[START]
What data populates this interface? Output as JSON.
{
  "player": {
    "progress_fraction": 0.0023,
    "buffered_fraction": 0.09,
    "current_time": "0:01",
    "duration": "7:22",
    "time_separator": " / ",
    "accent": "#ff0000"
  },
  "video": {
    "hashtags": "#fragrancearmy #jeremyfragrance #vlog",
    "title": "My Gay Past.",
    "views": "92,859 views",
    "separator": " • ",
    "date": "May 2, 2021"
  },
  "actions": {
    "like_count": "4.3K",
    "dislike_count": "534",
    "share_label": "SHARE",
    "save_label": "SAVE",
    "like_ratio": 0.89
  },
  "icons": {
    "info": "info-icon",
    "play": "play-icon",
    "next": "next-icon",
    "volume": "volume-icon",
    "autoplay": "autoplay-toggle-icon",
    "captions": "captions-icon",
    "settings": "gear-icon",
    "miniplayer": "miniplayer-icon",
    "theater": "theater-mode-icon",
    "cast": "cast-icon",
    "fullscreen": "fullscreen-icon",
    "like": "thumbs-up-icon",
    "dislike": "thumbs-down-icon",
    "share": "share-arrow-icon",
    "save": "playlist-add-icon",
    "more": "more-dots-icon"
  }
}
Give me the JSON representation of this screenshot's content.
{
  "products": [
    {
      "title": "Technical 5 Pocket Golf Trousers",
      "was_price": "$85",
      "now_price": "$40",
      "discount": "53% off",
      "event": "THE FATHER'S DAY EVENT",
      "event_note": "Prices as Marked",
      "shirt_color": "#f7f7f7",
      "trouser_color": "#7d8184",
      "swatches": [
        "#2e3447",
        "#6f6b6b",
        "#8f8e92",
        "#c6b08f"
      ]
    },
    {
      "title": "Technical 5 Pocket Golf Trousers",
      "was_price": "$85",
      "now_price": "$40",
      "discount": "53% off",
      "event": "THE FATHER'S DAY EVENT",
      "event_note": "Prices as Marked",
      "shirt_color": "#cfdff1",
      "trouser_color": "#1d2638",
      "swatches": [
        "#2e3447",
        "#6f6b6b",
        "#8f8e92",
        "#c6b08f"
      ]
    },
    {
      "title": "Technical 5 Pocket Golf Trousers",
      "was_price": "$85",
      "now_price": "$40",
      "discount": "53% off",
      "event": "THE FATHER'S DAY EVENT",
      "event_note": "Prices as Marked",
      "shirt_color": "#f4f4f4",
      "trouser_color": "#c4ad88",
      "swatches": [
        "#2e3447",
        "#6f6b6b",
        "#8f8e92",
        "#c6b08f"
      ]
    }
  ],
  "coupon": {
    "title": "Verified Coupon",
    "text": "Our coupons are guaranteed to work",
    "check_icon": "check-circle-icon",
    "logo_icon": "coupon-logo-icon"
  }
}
[END]
[START]
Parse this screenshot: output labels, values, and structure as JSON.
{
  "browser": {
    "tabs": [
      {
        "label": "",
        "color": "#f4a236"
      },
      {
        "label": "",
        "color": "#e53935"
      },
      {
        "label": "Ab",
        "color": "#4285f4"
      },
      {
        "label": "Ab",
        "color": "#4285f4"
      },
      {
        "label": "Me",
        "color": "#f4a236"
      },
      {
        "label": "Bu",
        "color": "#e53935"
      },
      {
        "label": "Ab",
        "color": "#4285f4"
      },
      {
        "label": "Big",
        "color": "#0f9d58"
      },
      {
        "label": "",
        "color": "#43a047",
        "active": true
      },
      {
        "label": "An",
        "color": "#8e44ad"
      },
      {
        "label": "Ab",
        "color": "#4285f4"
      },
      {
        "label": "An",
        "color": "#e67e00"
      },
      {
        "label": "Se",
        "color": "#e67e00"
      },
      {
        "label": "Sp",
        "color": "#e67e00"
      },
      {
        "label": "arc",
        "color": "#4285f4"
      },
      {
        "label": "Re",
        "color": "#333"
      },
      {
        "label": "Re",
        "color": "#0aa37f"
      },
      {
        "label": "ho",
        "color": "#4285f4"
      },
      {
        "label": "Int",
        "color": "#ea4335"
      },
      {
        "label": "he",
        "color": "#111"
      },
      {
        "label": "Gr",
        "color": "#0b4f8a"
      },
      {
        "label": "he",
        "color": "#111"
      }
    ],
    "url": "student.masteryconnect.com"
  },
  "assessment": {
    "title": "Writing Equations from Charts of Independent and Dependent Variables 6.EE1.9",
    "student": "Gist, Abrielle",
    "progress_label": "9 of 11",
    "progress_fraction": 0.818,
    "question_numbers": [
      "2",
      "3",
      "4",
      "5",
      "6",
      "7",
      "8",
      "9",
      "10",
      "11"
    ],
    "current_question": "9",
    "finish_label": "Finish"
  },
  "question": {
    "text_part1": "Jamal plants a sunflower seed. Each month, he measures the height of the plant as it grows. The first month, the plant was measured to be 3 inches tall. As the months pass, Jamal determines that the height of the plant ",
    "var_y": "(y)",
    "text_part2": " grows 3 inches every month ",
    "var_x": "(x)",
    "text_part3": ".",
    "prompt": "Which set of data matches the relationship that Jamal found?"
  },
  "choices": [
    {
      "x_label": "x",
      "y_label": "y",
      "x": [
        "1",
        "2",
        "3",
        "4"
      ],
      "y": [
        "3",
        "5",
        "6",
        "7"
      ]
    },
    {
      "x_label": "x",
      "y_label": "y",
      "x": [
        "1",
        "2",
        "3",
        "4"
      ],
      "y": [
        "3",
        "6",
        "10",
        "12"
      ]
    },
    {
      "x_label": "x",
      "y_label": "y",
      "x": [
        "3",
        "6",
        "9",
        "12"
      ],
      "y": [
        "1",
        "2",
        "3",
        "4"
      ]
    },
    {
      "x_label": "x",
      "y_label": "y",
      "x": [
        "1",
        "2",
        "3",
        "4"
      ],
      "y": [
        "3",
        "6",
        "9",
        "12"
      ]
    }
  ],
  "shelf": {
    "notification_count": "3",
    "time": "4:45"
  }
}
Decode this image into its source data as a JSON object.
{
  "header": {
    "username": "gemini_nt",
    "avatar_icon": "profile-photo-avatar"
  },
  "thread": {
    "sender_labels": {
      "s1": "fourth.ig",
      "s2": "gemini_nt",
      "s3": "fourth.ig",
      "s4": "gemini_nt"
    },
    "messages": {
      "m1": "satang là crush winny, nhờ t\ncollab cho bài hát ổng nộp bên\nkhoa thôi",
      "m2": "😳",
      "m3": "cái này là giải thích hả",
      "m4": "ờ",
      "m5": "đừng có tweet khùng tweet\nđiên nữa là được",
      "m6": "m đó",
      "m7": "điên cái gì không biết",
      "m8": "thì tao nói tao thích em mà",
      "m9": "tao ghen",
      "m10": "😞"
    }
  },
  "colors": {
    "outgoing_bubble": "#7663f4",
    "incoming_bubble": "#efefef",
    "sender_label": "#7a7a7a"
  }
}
[END]
WRITTEN REQUEST: Pick out the lines above that hold the string "JSON" and show them.

OUTPUT:
What data populates this interface? Output as JSON.
Give me the JSON representation of this screenshot's content.
Parse this screenshot: output labels, values, and structure as JSON.
Decode this image into its source data as a JSON object.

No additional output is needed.